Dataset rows

○ ○ ○ ○

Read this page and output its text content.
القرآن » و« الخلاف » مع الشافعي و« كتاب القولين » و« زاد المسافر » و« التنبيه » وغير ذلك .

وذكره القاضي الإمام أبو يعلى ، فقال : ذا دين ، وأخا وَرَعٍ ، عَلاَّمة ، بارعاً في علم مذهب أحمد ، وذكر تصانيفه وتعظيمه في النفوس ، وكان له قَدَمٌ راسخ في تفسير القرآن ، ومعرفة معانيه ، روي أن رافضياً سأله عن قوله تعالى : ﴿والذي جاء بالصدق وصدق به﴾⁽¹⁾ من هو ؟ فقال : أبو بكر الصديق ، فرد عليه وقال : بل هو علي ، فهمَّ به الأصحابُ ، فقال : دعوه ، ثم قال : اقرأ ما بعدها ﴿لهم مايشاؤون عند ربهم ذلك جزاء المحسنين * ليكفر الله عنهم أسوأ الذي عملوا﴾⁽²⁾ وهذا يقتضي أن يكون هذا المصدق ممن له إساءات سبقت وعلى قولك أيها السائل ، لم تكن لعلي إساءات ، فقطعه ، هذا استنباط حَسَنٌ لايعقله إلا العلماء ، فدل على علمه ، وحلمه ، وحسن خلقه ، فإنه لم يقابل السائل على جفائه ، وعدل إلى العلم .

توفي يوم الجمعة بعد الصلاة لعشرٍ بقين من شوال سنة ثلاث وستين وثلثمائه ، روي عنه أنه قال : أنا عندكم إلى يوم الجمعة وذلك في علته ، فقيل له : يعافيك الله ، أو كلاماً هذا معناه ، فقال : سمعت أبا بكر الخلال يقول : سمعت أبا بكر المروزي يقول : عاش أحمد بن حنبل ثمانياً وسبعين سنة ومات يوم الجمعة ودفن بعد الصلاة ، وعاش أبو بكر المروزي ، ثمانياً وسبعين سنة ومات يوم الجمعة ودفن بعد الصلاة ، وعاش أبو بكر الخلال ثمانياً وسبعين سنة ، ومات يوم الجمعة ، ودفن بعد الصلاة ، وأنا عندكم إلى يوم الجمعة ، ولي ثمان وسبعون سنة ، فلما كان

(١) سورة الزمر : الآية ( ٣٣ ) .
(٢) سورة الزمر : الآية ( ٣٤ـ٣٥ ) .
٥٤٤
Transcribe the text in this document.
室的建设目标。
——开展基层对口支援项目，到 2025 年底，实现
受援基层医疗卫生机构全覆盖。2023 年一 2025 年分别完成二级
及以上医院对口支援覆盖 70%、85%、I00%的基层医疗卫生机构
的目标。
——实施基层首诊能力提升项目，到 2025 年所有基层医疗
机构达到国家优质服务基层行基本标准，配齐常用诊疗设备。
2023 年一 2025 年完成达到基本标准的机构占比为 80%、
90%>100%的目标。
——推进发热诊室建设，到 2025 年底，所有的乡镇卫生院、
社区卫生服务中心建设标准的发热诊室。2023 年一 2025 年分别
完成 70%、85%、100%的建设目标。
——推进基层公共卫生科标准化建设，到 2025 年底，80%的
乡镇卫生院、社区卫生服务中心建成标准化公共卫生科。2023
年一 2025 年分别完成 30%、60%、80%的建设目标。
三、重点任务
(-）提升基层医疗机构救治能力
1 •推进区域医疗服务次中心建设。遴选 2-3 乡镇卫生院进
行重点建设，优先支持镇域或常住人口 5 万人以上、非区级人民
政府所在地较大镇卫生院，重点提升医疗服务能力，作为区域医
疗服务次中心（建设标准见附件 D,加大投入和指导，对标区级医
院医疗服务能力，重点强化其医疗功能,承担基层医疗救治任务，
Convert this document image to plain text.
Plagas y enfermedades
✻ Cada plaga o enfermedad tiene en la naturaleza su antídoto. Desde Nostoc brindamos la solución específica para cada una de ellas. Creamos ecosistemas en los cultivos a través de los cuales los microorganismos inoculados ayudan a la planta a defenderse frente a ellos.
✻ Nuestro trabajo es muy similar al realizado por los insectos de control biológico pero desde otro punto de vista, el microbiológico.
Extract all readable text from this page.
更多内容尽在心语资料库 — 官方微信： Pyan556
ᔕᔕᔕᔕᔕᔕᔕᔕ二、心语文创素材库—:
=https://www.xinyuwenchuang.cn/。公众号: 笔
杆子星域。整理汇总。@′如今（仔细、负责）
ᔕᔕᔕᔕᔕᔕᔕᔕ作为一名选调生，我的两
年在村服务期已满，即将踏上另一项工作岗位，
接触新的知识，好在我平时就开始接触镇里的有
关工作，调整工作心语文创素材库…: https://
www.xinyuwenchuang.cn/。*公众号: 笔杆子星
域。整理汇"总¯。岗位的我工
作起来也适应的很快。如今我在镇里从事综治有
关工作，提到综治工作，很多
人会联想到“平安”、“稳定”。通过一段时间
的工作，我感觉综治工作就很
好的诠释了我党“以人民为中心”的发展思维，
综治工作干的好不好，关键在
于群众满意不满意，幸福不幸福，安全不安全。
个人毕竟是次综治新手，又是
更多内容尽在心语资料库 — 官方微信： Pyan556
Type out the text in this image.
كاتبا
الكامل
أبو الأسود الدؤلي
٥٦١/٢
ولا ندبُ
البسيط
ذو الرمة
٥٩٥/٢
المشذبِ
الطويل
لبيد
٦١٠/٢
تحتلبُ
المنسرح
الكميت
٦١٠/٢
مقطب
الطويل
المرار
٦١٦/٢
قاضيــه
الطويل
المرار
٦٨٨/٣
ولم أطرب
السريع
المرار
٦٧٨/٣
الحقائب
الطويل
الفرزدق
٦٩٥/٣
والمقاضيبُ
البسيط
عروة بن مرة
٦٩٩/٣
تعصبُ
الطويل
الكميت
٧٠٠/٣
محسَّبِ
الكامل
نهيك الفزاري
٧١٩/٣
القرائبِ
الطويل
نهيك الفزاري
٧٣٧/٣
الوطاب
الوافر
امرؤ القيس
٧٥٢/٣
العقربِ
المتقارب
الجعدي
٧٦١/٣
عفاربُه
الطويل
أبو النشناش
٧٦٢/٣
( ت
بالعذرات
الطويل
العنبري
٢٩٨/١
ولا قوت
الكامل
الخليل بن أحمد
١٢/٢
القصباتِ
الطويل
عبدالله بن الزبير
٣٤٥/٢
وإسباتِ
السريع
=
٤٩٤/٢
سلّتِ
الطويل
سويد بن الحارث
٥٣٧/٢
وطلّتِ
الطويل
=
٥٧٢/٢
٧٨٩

○ ○ ○ ○

Tally up the lines of the listing containing the word "text". Give only the total.

5